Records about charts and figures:

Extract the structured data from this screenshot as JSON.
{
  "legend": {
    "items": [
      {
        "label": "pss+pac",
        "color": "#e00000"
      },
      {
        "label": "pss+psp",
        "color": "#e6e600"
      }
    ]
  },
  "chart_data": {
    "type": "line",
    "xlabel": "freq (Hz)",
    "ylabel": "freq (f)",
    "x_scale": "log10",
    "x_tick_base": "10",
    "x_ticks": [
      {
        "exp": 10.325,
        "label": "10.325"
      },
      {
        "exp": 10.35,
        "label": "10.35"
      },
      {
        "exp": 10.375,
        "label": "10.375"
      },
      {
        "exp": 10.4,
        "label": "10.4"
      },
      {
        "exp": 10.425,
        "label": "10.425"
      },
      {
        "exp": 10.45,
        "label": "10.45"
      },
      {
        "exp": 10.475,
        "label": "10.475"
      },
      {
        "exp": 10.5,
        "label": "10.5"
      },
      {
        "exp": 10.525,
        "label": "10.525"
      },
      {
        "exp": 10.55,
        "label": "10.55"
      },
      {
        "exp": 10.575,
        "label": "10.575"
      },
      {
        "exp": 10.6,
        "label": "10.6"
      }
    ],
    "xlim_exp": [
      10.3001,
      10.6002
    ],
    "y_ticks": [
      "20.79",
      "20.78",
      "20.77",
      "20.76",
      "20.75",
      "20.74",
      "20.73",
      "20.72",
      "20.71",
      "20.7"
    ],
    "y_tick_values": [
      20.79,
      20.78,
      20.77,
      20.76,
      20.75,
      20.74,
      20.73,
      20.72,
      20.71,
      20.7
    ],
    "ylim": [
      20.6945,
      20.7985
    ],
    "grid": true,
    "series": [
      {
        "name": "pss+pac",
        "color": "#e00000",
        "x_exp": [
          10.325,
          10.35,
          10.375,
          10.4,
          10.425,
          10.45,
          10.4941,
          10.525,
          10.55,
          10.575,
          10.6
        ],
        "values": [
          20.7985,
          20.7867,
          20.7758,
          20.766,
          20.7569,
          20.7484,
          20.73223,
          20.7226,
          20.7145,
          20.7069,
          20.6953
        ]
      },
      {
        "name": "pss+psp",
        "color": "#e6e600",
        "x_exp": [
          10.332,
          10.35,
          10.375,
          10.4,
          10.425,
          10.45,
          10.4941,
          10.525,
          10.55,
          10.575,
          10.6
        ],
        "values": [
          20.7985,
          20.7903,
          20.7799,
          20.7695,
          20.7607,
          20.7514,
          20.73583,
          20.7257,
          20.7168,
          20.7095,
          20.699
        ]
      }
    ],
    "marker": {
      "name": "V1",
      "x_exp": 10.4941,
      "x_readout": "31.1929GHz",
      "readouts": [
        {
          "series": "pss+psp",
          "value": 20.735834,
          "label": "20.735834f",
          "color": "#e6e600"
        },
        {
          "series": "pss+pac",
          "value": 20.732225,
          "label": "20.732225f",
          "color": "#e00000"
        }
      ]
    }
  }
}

_WORK REQUIRED_
Take the listing above and write it out again exactly.

_OUTPUT OF THE EXERCISE_
Extract the structured data from this screenshot as JSON.
{
  "legend": {
    "items": [
      {
        "label": "pss+pac",
        "color": "#e00000"
      },
      {
        "label": "pss+psp",
        "color": "#e6e600"
      }
    ]
  },
  "chart_data": {
    "type": "line",
    "xlabel": "freq (Hz)",
    "ylabel": "freq (f)",
    "x_scale": "log10",
    "x_tick_base": "10",
    "x_ticks": [
      {
        "exp": 10.325,
        "label": "10.325"
      },
      {
        "exp": 10.35,
        "label": "10.35"
      },
      {
        "exp": 10.375,
        "label": "10.375"
      },
      {
        "exp": 10.4,
        "label": "10.4"
      },
      {
        "exp": 10.425,
        "label": "10.425"
      },
      {
        "exp": 10.45,
        "label": "10.45"
      },
      {
        "exp": 10.475,
        "label": "10.475"
      },
      {
        "exp": 10.5,
        "label": "10.5"
      },
      {
        "exp": 10.525,
        "label": "10.525"
      },
      {
        "exp": 10.55,
        "label": "10.55"
      },
      {
        "exp": 10.575,
        "label": "10.575"
      },
      {
        "exp": 10.6,
        "label": "10.6"
      }
    ],
    "xlim_exp": [
      10.3001,
      10.6002
    ],
    "y_ticks": [
      "20.79",
      "20.78",
      "20.77",
      "20.76",
      "20.75",
      "20.74",
      "20.73",
      "20.72",
      "20.71",
      "20.7"
    ],
    "y_tick_values": [
      20.79,
      20.78,
      20.77,
      20.76,
      20.75,
      20.74,
      20.73,
      20.72,
      20.71,
      20.7
    ],
    "ylim": [
      20.6945,
      20.7985
    ],
    "grid": true,
    "series": [
      {
        "name": "pss+pac",
        "color": "#e00000",
        "x_exp": [
          10.325,
          10.35,
          10.375,
          10.4,
          10.425,
          10.45,
          10.4941,
          10.525,
          10.55,
          10.575,
          10.6
        ],
        "values": [
          20.7985,
          20.7867,
          20.7758,
          20.766,
          20.7569,
          20.7484,
          20.73223,
          20.7226,
          20.7145,
          20.7069,
          20.6953
        ]
      },
      {
        "name": "pss+psp",
        "color": "#e6e600",
        "x_exp": [
          10.332,
          10.35,
          10.375,
          10.4,
          10.425,
          10.45,
          10.4941,
          10.525,
          10.55,
          10.575,
          10.6
        ],
        "values": [
          20.7985,
          20.7903,
          20.7799,
          20.7695,
          20.7607,
          20.7514,
          20.73583,
          20.7257,
          20.7168,
          20.7095,
          20.699
        ]
      }
    ],
    "marker": {
      "name": "V1",
      "x_exp": 10.4941,
      "x_readout": "31.1929GHz",
      "readouts": [
        {
          "series": "pss+psp",
          "value": 20.735834,
          "label": "20.735834f",
          "color": "#e6e600"
        },
        {
          "series": "pss+pac",
          "value": 20.732225,
          "label": "20.732225f",
          "color": "#e00000"
        }
      ]
    }
  }
}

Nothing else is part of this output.